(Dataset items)
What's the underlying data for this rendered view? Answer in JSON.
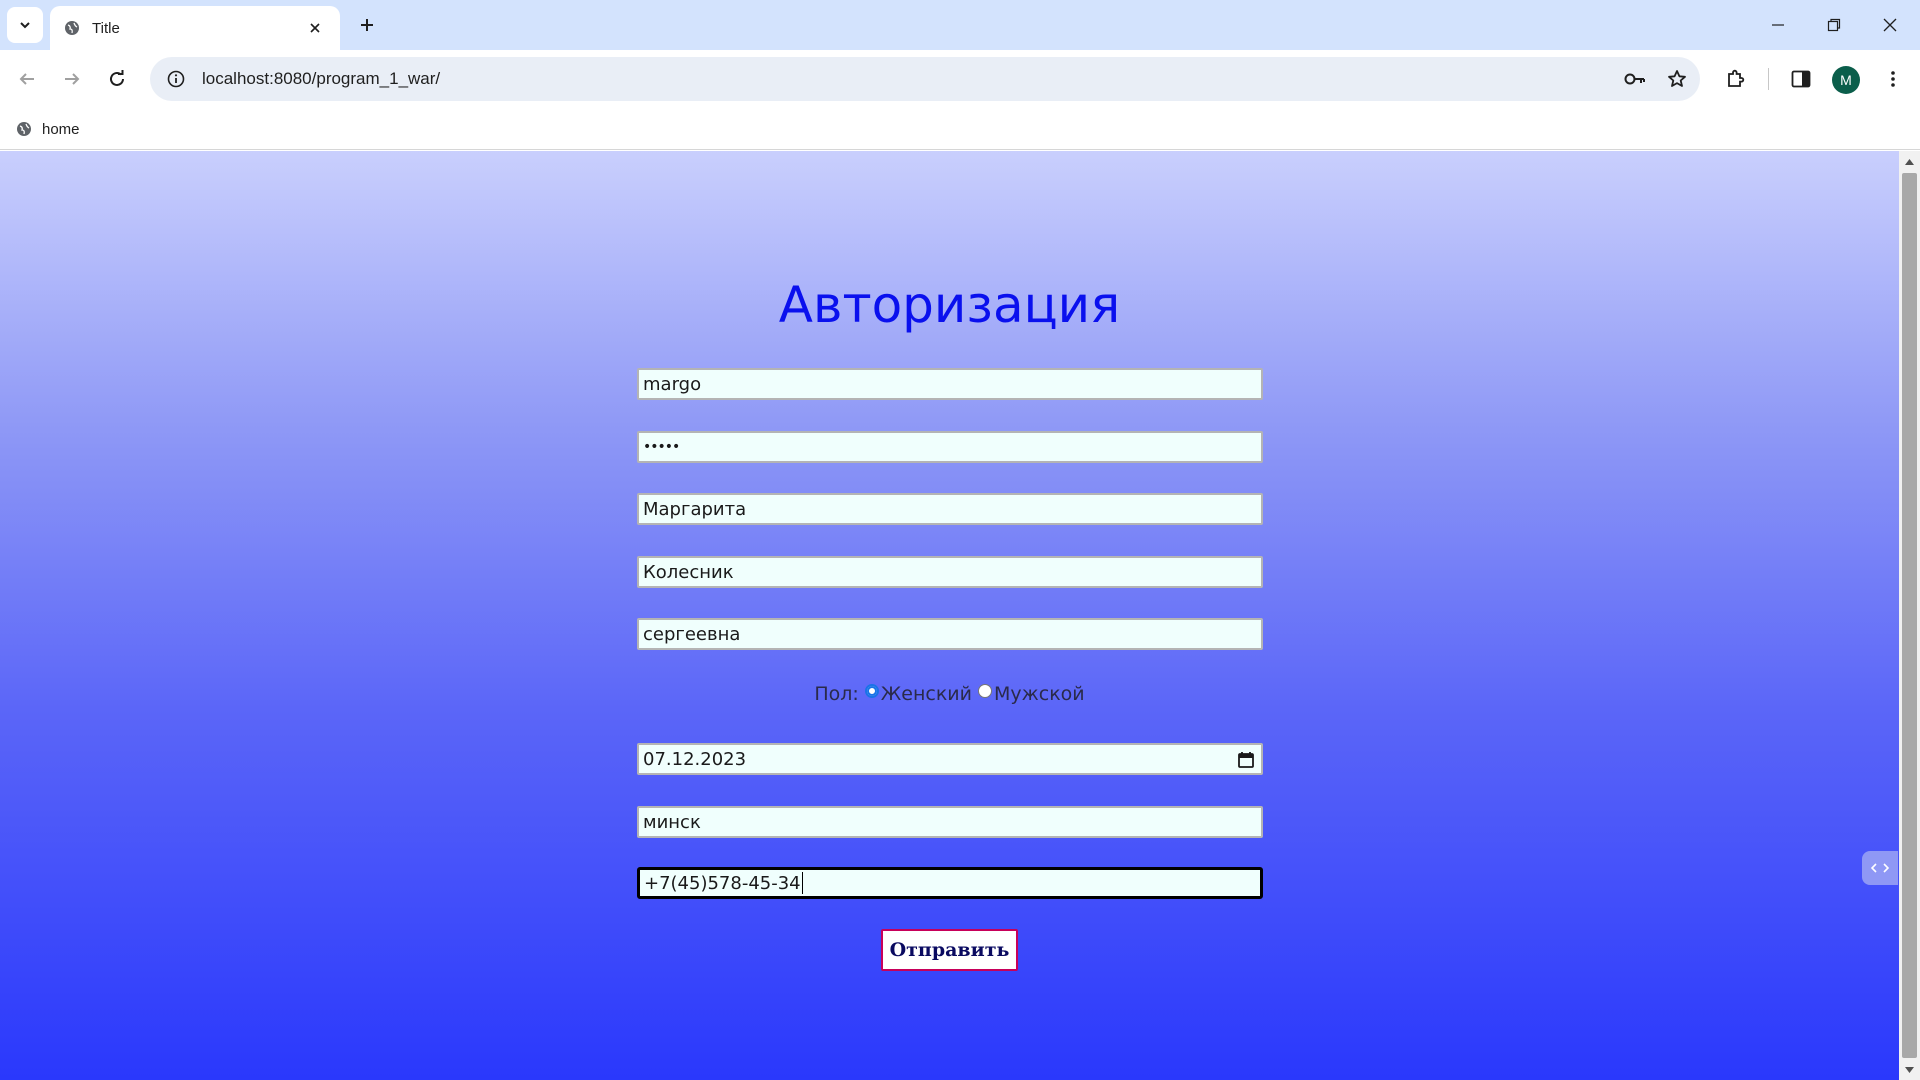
{
  "browser": {
    "tab_title": "Title",
    "url": "localhost:8080/program_1_war/",
    "profile_initial": "M",
    "bookmark_label": "home"
  },
  "form": {
    "title": "Авторизация",
    "login_value": "margo",
    "password_value": "•••••",
    "first_name_value": "Маргарита",
    "last_name_value": "Колесник",
    "patronymic_value": "сергеевна",
    "gender_label": "Пол:",
    "gender_female": "Женский",
    "gender_male": "Мужской",
    "gender_selected": "female",
    "birth_date_value": "07.12.2023",
    "city_value": "минск",
    "phone_value": "+7(45)578-45-34",
    "submit_label": "Отправить"
  },
  "colors": {
    "title": "#0a10ee",
    "field_bg": "#f0fffd",
    "submit_border": "#c8005a",
    "gradient_top": "#c9cffd",
    "gradient_bottom": "#2a38fc"
  }
}
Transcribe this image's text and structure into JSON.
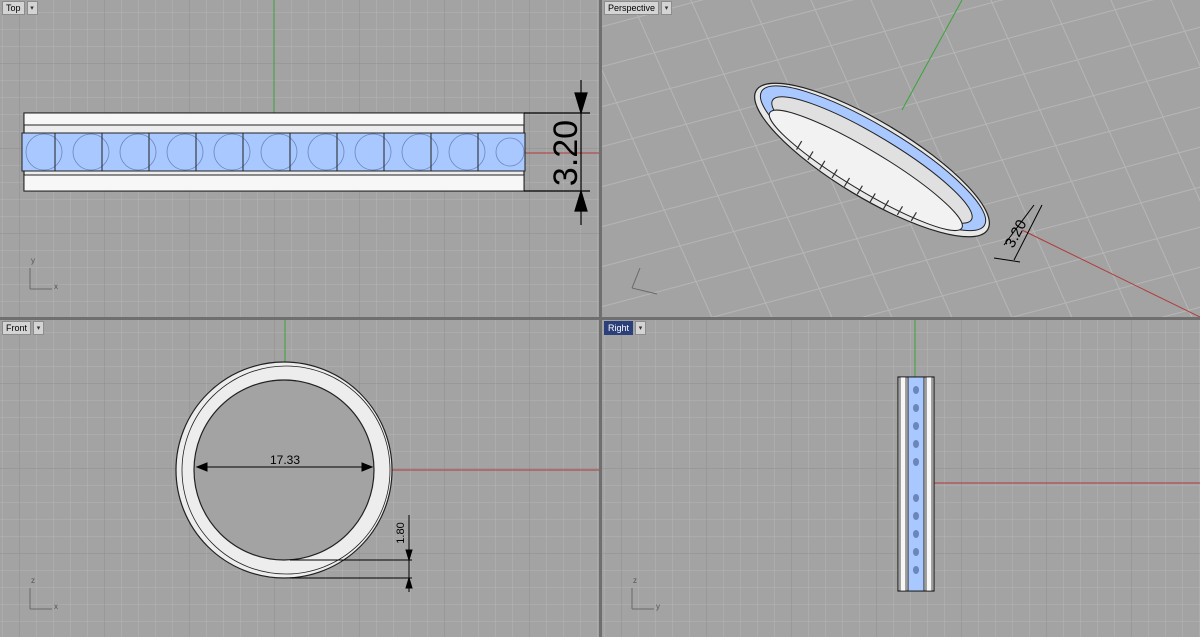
{
  "viewports": {
    "top": {
      "title": "Top",
      "dimension": "3.20",
      "axis_x": "x",
      "axis_y": "y"
    },
    "perspective": {
      "title": "Perspective",
      "dimension": "3.20"
    },
    "front": {
      "title": "Front",
      "diameter": "17.33",
      "thickness": "1.80",
      "axis_x": "x",
      "axis_z": "z"
    },
    "right": {
      "title": "Right",
      "axis_y": "y",
      "axis_z": "z"
    }
  },
  "icons": {
    "viewport_menu": "chevron-down-icon"
  },
  "colors": {
    "background": "#a3a3a3",
    "grid": "#b5b5b5",
    "x_axis": "#b23a3a",
    "y_axis": "#3aa33a",
    "stone": "#a8c8ff",
    "metal": "#f2f2f2",
    "active_title": "#2b3f7a"
  }
}
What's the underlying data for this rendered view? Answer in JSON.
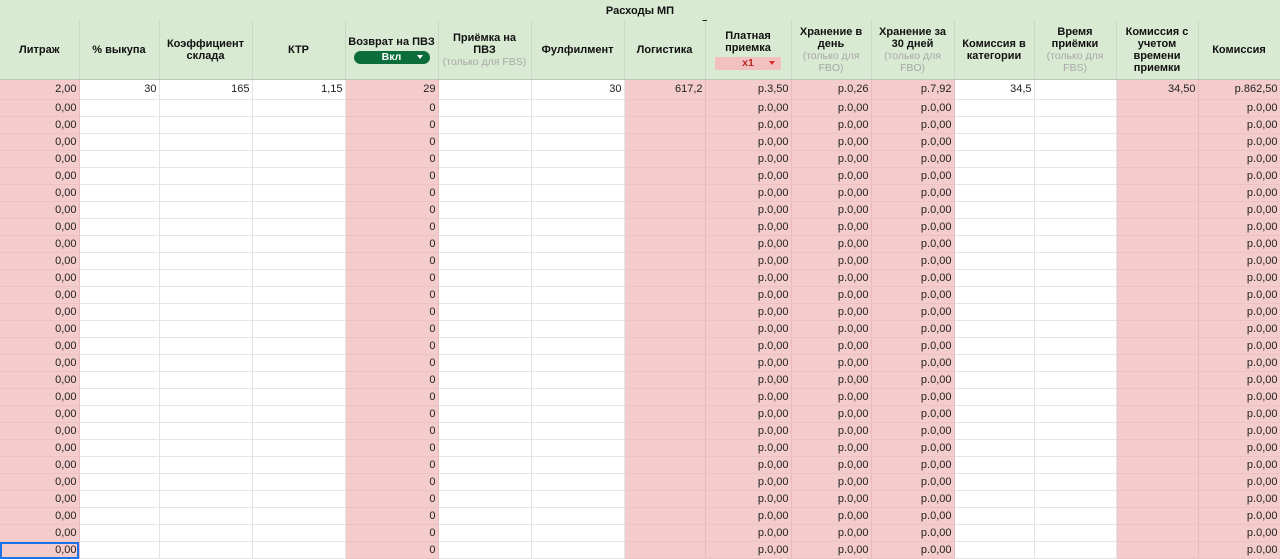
{
  "sheet": {
    "group_title": "Расходы МП",
    "headers": [
      {
        "label": "Литраж",
        "sub": ""
      },
      {
        "label": "% выкупа",
        "sub": ""
      },
      {
        "label": "Коэффициент склада",
        "sub": ""
      },
      {
        "label": "КТР",
        "sub": ""
      },
      {
        "label": "Возврат на ПВЗ",
        "sub": "",
        "control": "Вкл"
      },
      {
        "label": "Приёмка на ПВЗ",
        "sub": "(только для FBS)"
      },
      {
        "label": "Фулфилмент",
        "sub": ""
      },
      {
        "label": "Логистика",
        "sub": ""
      },
      {
        "label": "Платная приемка",
        "sub": "",
        "control": "x1"
      },
      {
        "label": "Хранение в день",
        "sub": "(только для FBO)"
      },
      {
        "label": "Хранение за 30 дней",
        "sub": "(только для FBO)"
      },
      {
        "label": "Комиссия в категории",
        "sub": ""
      },
      {
        "label": "Время приёмки",
        "sub": "(только для FBS)"
      },
      {
        "label": "Комиссия с учетом времени приемки",
        "sub": ""
      },
      {
        "label": "Комиссия",
        "sub": ""
      }
    ],
    "first_row": [
      "2,00",
      "30",
      "165",
      "1,15",
      "29",
      "",
      "30",
      "617,2",
      "р.3,50",
      "р.0,26",
      "р.7,92",
      "34,5",
      "",
      "34,50",
      "р.862,50"
    ],
    "repeat_row": [
      "0,00",
      "",
      "",
      "",
      "0",
      "",
      "",
      "",
      "р.0,00",
      "р.0,00",
      "р.0,00",
      "",
      "",
      "",
      "р.0,00"
    ],
    "repeat_count": 27,
    "colors": {
      "header_bg": "#d9ead3",
      "pink": "#f4cccc",
      "toggle_green": "#0b6e3a",
      "chip_red": "#d93025"
    }
  }
}
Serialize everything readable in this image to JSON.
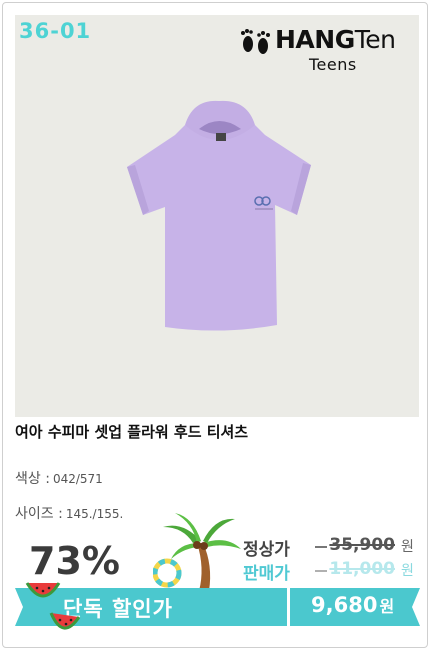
{
  "product_image": {
    "code_badge": "36-01",
    "brand": {
      "name_bold": "HANG",
      "name_light": "Ten",
      "sub": "Teens"
    }
  },
  "product": {
    "title": "여아 수피마 셋업 플라워 후드 티셔츠",
    "color_label": "색상 :",
    "color_value": "042/571",
    "size_label": "사이즈 :",
    "size_value": "145./155."
  },
  "pricing": {
    "discount_percent": "73%",
    "regular_label": "정상가",
    "regular_price": "35,900",
    "sale_label": "판매가",
    "sale_price": "11,000",
    "currency": "원",
    "exclusive_label": "단독 할인가",
    "exclusive_price": "9,680",
    "exclusive_currency": "원"
  },
  "colors": {
    "accent": "#4bc8ce",
    "badge": "#4ed3d4",
    "shirt": "#c7b3e8",
    "photo_bg": "#ebebe6"
  }
}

● OBJECTIVE
Restate the data above word for word. Do not include the images.

● TASK SOLUTION
What's the underlying data for this rendered view? Answer in JSON.
{
  "browser": {
    "tab_title": "Title",
    "url": "localhost:8080/program_1_war/",
    "profile_initial": "M",
    "bookmark_label": "home"
  },
  "form": {
    "title": "Авторизация",
    "login_value": "margo",
    "password_value": "•••••",
    "first_name_value": "Маргарита",
    "last_name_value": "Колесник",
    "patronymic_value": "сергеевна",
    "gender_label": "Пол:",
    "gender_female": "Женский",
    "gender_male": "Мужской",
    "gender_selected": "female",
    "birth_date_value": "07.12.2023",
    "city_value": "минск",
    "phone_value": "+7(45)578-45-34",
    "submit_label": "Отправить"
  },
  "colors": {
    "title": "#0a10ee",
    "field_bg": "#f0fffd",
    "submit_border": "#c8005a",
    "gradient_top": "#c9cffd",
    "gradient_bottom": "#2a38fc"
  }
}
Transcribe this image's text and structure into JSON.
{
  "viewports": {
    "top": {
      "title": "Top",
      "dimension": "3.20",
      "axis_x": "x",
      "axis_y": "y"
    },
    "perspective": {
      "title": "Perspective",
      "dimension": "3.20"
    },
    "front": {
      "title": "Front",
      "diameter": "17.33",
      "thickness": "1.80",
      "axis_x": "x",
      "axis_z": "z"
    },
    "right": {
      "title": "Right",
      "axis_y": "y",
      "axis_z": "z"
    }
  },
  "icons": {
    "viewport_menu": "chevron-down-icon"
  },
  "colors": {
    "background": "#a3a3a3",
    "grid": "#b5b5b5",
    "x_axis": "#b23a3a",
    "y_axis": "#3aa33a",
    "stone": "#a8c8ff",
    "metal": "#f2f2f2",
    "active_title": "#2b3f7a"
  }
}
What's the underlying data for this rendered view? Answer in JSON.
{
  "sheet": {
    "group_title": "Расходы МП",
    "headers": [
      {
        "label": "Литраж",
        "sub": ""
      },
      {
        "label": "% выкупа",
        "sub": ""
      },
      {
        "label": "Коэффициент склада",
        "sub": ""
      },
      {
        "label": "КТР",
        "sub": ""
      },
      {
        "label": "Возврат на ПВЗ",
        "sub": "",
        "control": "Вкл"
      },
      {
        "label": "Приёмка на ПВЗ",
        "sub": "(только для FBS)"
      },
      {
        "label": "Фулфилмент",
        "sub": ""
      },
      {
        "label": "Логистика",
        "sub": ""
      },
      {
        "label": "Платная приемка",
        "sub": "",
        "control": "x1"
      },
      {
        "label": "Хранение в день",
        "sub": "(только для FBO)"
      },
      {
        "label": "Хранение за 30 дней",
        "sub": "(только для FBO)"
      },
      {
        "label": "Комиссия в категории",
        "sub": ""
      },
      {
        "label": "Время приёмки",
        "sub": "(только для FBS)"
      },
      {
        "label": "Комиссия с учетом времени приемки",
        "sub": ""
      },
      {
        "label": "Комиссия",
        "sub": ""
      }
    ],
    "first_row": [
      "2,00",
      "30",
      "165",
      "1,15",
      "29",
      "",
      "30",
      "617,2",
      "р.3,50",
      "р.0,26",
      "р.7,92",
      "34,5",
      "",
      "34,50",
      "р.862,50"
    ],
    "repeat_row": [
      "0,00",
      "",
      "",
      "",
      "0",
      "",
      "",
      "",
      "р.0,00",
      "р.0,00",
      "р.0,00",
      "",
      "",
      "",
      "р.0,00"
    ],
    "repeat_count": 27,
    "colors": {
      "header_bg": "#d9ead3",
      "pink": "#f4cccc",
      "toggle_green": "#0b6e3a",
      "chip_red": "#d93025"
    }
  }
}
Serialize everything readable in this image to JSON.
{
  "product_image": {
    "code_badge": "36-01",
    "brand": {
      "name_bold": "HANG",
      "name_light": "Ten",
      "sub": "Teens"
    }
  },
  "product": {
    "title": "여아 수피마 셋업 플라워 후드 티셔츠",
    "color_label": "색상 :",
    "color_value": "042/571",
    "size_label": "사이즈 :",
    "size_value": "145./155."
  },
  "pricing": {
    "discount_percent": "73%",
    "regular_label": "정상가",
    "regular_price": "35,900",
    "sale_label": "판매가",
    "sale_price": "11,000",
    "currency": "원",
    "exclusive_label": "단독 할인가",
    "exclusive_price": "9,680",
    "exclusive_currency": "원"
  },
  "colors": {
    "accent": "#4bc8ce",
    "badge": "#4ed3d4",
    "shirt": "#c7b3e8",
    "photo_bg": "#ebebe6"
  }
}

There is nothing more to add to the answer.